--- Given records ---
▼
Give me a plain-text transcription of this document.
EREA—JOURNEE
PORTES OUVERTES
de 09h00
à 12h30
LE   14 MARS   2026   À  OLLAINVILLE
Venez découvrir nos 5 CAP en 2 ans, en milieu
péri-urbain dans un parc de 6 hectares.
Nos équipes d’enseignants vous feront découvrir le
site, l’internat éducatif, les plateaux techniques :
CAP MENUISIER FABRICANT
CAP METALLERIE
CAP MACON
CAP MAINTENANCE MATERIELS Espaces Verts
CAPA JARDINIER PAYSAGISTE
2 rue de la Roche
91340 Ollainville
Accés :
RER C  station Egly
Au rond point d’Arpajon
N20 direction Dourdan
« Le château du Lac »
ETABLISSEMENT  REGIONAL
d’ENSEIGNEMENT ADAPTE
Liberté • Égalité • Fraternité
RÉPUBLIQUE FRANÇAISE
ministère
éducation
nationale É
▲
--- Problem to work on ---
Give all of the entries again, word for word.

--- Problem solution ---
Give me a plain-text transcription of this document.
EREA—JOURNEE
PORTES OUVERTES
de 09h00
à 12h30
LE   14 MARS   2026   À  OLLAINVILLE
Venez découvrir nos 5 CAP en 2 ans, en milieu
péri-urbain dans un parc de 6 hectares.
Nos équipes d’enseignants vous feront découvrir le
site, l’internat éducatif, les plateaux techniques :
CAP MENUISIER FABRICANT
CAP METALLERIE
CAP MACON
CAP MAINTENANCE MATERIELS Espaces Verts
CAPA JARDINIER PAYSAGISTE
2 rue de la Roche
91340 Ollainville
Accés :
RER C  station Egly
Au rond point d’Arpajon
N20 direction Dourdan
« Le château du Lac »
ETABLISSEMENT  REGIONAL
d’ENSEIGNEMENT ADAPTE
Liberté • Égalité • Fraternité
RÉPUBLIQUE FRANÇAISE
ministère
éducation
nationale É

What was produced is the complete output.